#### [Provided data]
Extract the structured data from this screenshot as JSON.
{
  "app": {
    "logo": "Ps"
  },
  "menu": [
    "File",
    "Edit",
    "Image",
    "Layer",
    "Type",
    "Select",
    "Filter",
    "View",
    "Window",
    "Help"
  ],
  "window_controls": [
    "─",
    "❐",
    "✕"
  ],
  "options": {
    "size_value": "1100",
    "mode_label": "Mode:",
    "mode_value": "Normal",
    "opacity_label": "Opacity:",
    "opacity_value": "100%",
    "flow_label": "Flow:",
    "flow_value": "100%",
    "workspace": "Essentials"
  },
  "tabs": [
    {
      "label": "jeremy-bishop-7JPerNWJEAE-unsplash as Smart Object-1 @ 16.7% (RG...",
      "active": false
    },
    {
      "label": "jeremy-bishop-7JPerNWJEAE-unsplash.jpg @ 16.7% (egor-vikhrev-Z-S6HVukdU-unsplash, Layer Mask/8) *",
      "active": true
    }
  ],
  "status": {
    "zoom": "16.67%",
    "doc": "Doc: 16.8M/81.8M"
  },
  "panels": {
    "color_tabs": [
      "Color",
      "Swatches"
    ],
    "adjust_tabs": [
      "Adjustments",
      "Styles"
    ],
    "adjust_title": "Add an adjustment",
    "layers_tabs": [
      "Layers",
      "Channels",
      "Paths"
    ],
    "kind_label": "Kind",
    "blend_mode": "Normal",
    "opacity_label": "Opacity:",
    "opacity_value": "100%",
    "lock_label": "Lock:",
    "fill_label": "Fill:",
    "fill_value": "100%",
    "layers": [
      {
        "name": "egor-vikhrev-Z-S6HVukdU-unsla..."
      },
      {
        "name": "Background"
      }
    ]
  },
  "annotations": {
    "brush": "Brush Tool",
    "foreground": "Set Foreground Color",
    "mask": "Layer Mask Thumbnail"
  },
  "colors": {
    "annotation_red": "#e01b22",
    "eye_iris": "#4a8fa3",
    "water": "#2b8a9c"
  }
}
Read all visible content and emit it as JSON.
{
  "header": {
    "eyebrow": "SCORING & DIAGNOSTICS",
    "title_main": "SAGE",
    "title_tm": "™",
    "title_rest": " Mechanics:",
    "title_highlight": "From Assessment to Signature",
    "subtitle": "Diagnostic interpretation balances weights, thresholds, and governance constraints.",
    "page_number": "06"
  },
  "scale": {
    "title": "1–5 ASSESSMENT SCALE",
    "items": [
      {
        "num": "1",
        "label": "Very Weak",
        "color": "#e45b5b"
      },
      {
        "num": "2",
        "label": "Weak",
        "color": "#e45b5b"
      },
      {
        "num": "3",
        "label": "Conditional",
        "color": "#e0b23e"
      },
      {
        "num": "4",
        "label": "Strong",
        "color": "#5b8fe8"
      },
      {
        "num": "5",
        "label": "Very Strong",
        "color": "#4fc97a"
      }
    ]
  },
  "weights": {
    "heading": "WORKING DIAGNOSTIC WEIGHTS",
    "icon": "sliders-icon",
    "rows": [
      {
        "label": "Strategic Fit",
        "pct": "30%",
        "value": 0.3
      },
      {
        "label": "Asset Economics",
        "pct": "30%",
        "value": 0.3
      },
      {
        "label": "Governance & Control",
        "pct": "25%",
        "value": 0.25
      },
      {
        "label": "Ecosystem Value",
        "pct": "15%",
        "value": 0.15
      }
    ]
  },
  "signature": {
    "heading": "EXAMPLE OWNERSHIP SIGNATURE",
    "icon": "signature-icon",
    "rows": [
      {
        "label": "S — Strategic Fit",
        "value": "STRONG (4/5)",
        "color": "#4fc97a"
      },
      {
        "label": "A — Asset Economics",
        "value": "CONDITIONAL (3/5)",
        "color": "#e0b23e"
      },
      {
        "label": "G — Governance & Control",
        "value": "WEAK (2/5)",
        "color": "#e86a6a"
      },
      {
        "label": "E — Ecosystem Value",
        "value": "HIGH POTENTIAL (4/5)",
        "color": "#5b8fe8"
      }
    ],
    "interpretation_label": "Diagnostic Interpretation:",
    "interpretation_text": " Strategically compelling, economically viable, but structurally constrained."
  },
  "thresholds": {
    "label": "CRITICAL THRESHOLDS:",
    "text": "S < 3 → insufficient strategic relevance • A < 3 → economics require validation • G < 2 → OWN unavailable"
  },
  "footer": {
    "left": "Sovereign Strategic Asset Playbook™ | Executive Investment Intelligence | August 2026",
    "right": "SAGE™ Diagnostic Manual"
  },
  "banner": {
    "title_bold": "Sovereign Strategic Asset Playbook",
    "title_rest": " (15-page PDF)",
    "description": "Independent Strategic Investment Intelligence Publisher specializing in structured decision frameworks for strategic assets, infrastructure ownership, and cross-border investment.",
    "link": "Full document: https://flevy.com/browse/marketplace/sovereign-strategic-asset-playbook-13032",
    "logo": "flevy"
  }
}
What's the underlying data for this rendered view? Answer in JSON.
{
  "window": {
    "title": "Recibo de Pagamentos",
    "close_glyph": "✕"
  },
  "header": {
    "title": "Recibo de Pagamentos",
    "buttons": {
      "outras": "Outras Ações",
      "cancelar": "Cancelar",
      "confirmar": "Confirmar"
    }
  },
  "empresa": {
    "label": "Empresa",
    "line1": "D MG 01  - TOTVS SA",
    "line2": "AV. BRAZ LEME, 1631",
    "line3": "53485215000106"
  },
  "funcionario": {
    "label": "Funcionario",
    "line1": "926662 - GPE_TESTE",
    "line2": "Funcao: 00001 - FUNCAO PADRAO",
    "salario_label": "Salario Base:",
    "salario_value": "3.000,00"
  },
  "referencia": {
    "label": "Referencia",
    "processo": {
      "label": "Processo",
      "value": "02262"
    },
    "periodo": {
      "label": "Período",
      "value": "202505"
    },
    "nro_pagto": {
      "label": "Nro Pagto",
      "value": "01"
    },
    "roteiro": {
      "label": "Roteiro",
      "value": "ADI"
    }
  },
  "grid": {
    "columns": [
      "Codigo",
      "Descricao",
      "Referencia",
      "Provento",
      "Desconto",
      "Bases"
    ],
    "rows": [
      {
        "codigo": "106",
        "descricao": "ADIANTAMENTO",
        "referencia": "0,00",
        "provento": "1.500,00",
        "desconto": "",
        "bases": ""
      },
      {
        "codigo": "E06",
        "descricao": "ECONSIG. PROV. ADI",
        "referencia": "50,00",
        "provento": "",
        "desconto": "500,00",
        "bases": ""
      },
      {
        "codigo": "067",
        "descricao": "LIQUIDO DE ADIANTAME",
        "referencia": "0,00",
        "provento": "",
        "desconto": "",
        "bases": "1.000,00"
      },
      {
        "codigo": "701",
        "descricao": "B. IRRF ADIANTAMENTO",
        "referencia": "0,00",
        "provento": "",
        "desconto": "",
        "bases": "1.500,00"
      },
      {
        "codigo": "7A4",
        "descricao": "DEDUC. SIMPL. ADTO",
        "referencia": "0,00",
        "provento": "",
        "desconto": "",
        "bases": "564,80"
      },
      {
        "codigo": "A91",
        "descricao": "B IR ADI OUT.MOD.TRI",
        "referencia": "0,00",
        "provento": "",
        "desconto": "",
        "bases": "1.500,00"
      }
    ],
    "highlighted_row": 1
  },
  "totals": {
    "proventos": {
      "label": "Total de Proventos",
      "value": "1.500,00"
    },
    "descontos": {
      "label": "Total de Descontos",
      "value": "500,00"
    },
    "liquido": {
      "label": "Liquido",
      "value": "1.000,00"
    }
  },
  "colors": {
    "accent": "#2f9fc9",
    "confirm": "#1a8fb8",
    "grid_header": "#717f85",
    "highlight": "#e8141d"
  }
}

#### [Problem statement]
Reproduce the listing in full. Keep it exactly as written.

#### [Task response]
Extract the structured data from this screenshot as JSON.
{
  "app": {
    "logo": "Ps"
  },
  "menu": [
    "File",
    "Edit",
    "Image",
    "Layer",
    "Type",
    "Select",
    "Filter",
    "View",
    "Window",
    "Help"
  ],
  "window_controls": [
    "─",
    "❐",
    "✕"
  ],
  "options": {
    "size_value": "1100",
    "mode_label": "Mode:",
    "mode_value": "Normal",
    "opacity_label": "Opacity:",
    "opacity_value": "100%",
    "flow_label": "Flow:",
    "flow_value": "100%",
    "workspace": "Essentials"
  },
  "tabs": [
    {
      "label": "jeremy-bishop-7JPerNWJEAE-unsplash as Smart Object-1 @ 16.7% (RG...",
      "active": false
    },
    {
      "label": "jeremy-bishop-7JPerNWJEAE-unsplash.jpg @ 16.7% (egor-vikhrev-Z-S6HVukdU-unsplash, Layer Mask/8) *",
      "active": true
    }
  ],
  "status": {
    "zoom": "16.67%",
    "doc": "Doc: 16.8M/81.8M"
  },
  "panels": {
    "color_tabs": [
      "Color",
      "Swatches"
    ],
    "adjust_tabs": [
      "Adjustments",
      "Styles"
    ],
    "adjust_title": "Add an adjustment",
    "layers_tabs": [
      "Layers",
      "Channels",
      "Paths"
    ],
    "kind_label": "Kind",
    "blend_mode": "Normal",
    "opacity_label": "Opacity:",
    "opacity_value": "100%",
    "lock_label": "Lock:",
    "fill_label": "Fill:",
    "fill_value": "100%",
    "layers": [
      {
        "name": "egor-vikhrev-Z-S6HVukdU-unsla..."
      },
      {
        "name": "Background"
      }
    ]
  },
  "annotations": {
    "brush": "Brush Tool",
    "foreground": "Set Foreground Color",
    "mask": "Layer Mask Thumbnail"
  },
  "colors": {
    "annotation_red": "#e01b22",
    "eye_iris": "#4a8fa3",
    "water": "#2b8a9c"
  }
}
Read all visible content and emit it as JSON.
{
  "header": {
    "eyebrow": "SCORING & DIAGNOSTICS",
    "title_main": "SAGE",
    "title_tm": "™",
    "title_rest": " Mechanics:",
    "title_highlight": "From Assessment to Signature",
    "subtitle": "Diagnostic interpretation balances weights, thresholds, and governance constraints.",
    "page_number": "06"
  },
  "scale": {
    "title": "1–5 ASSESSMENT SCALE",
    "items": [
      {
        "num": "1",
        "label": "Very Weak",
        "color": "#e45b5b"
      },
      {
        "num": "2",
        "label": "Weak",
        "color": "#e45b5b"
      },
      {
        "num": "3",
        "label": "Conditional",
        "color": "#e0b23e"
      },
      {
        "num": "4",
        "label": "Strong",
        "color": "#5b8fe8"
      },
      {
        "num": "5",
        "label": "Very Strong",
        "color": "#4fc97a"
      }
    ]
  },
  "weights": {
    "heading": "WORKING DIAGNOSTIC WEIGHTS",
    "icon": "sliders-icon",
    "rows": [
      {
        "label": "Strategic Fit",
        "pct": "30%",
        "value": 0.3
      },
      {
        "label": "Asset Economics",
        "pct": "30%",
        "value": 0.3
      },
      {
        "label": "Governance & Control",
        "pct": "25%",
        "value": 0.25
      },
      {
        "label": "Ecosystem Value",
        "pct": "15%",
        "value": 0.15
      }
    ]
  },
  "signature": {
    "heading": "EXAMPLE OWNERSHIP SIGNATURE",
    "icon": "signature-icon",
    "rows": [
      {
        "label": "S — Strategic Fit",
        "value": "STRONG (4/5)",
        "color": "#4fc97a"
      },
      {
        "label": "A — Asset Economics",
        "value": "CONDITIONAL (3/5)",
        "color": "#e0b23e"
      },
      {
        "label": "G — Governance & Control",
        "value": "WEAK (2/5)",
        "color": "#e86a6a"
      },
      {
        "label": "E — Ecosystem Value",
        "value": "HIGH POTENTIAL (4/5)",
        "color": "#5b8fe8"
      }
    ],
    "interpretation_label": "Diagnostic Interpretation:",
    "interpretation_text": " Strategically compelling, economically viable, but structurally constrained."
  },
  "thresholds": {
    "label": "CRITICAL THRESHOLDS:",
    "text": "S < 3 → insufficient strategic relevance • A < 3 → economics require validation • G < 2 → OWN unavailable"
  },
  "footer": {
    "left": "Sovereign Strategic Asset Playbook™ | Executive Investment Intelligence | August 2026",
    "right": "SAGE™ Diagnostic Manual"
  },
  "banner": {
    "title_bold": "Sovereign Strategic Asset Playbook",
    "title_rest": " (15-page PDF)",
    "description": "Independent Strategic Investment Intelligence Publisher specializing in structured decision frameworks for strategic assets, infrastructure ownership, and cross-border investment.",
    "link": "Full document: https://flevy.com/browse/marketplace/sovereign-strategic-asset-playbook-13032",
    "logo": "flevy"
  }
}
What's the underlying data for this rendered view? Answer in JSON.
{
  "window": {
    "title": "Recibo de Pagamentos",
    "close_glyph": "✕"
  },
  "header": {
    "title": "Recibo de Pagamentos",
    "buttons": {
      "outras": "Outras Ações",
      "cancelar": "Cancelar",
      "confirmar": "Confirmar"
    }
  },
  "empresa": {
    "label": "Empresa",
    "line1": "D MG 01  - TOTVS SA",
    "line2": "AV. BRAZ LEME, 1631",
    "line3": "53485215000106"
  },
  "funcionario": {
    "label": "Funcionario",
    "line1": "926662 - GPE_TESTE",
    "line2": "Funcao: 00001 - FUNCAO PADRAO",
    "salario_label": "Salario Base:",
    "salario_value": "3.000,00"
  },
  "referencia": {
    "label": "Referencia",
    "processo": {
      "label": "Processo",
      "value": "02262"
    },
    "periodo": {
      "label": "Período",
      "value": "202505"
    },
    "nro_pagto": {
      "label": "Nro Pagto",
      "value": "01"
    },
    "roteiro": {
      "label": "Roteiro",
      "value": "ADI"
    }
  },
  "grid": {
    "columns": [
      "Codigo",
      "Descricao",
      "Referencia",
      "Provento",
      "Desconto",
      "Bases"
    ],
    "rows": [
      {
        "codigo": "106",
        "descricao": "ADIANTAMENTO",
        "referencia": "0,00",
        "provento": "1.500,00",
        "desconto": "",
        "bases": ""
      },
      {
        "codigo": "E06",
        "descricao": "ECONSIG. PROV. ADI",
        "referencia": "50,00",
        "provento": "",
        "desconto": "500,00",
        "bases": ""
      },
      {
        "codigo": "067",
        "descricao": "LIQUIDO DE ADIANTAME",
        "referencia": "0,00",
        "provento": "",
        "desconto": "",
        "bases": "1.000,00"
      },
      {
        "codigo": "701",
        "descricao": "B. IRRF ADIANTAMENTO",
        "referencia": "0,00",
        "provento": "",
        "desconto": "",
        "bases": "1.500,00"
      },
      {
        "codigo": "7A4",
        "descricao": "DEDUC. SIMPL. ADTO",
        "referencia": "0,00",
        "provento": "",
        "desconto": "",
        "bases": "564,80"
      },
      {
        "codigo": "A91",
        "descricao": "B IR ADI OUT.MOD.TRI",
        "referencia": "0,00",
        "provento": "",
        "desconto": "",
        "bases": "1.500,00"
      }
    ],
    "highlighted_row": 1
  },
  "totals": {
    "proventos": {
      "label": "Total de Proventos",
      "value": "1.500,00"
    },
    "descontos": {
      "label": "Total de Descontos",
      "value": "500,00"
    },
    "liquido": {
      "label": "Liquido",
      "value": "1.000,00"
    }
  },
  "colors": {
    "accent": "#2f9fc9",
    "confirm": "#1a8fb8",
    "grid_header": "#717f85",
    "highlight": "#e8141d"
  }
}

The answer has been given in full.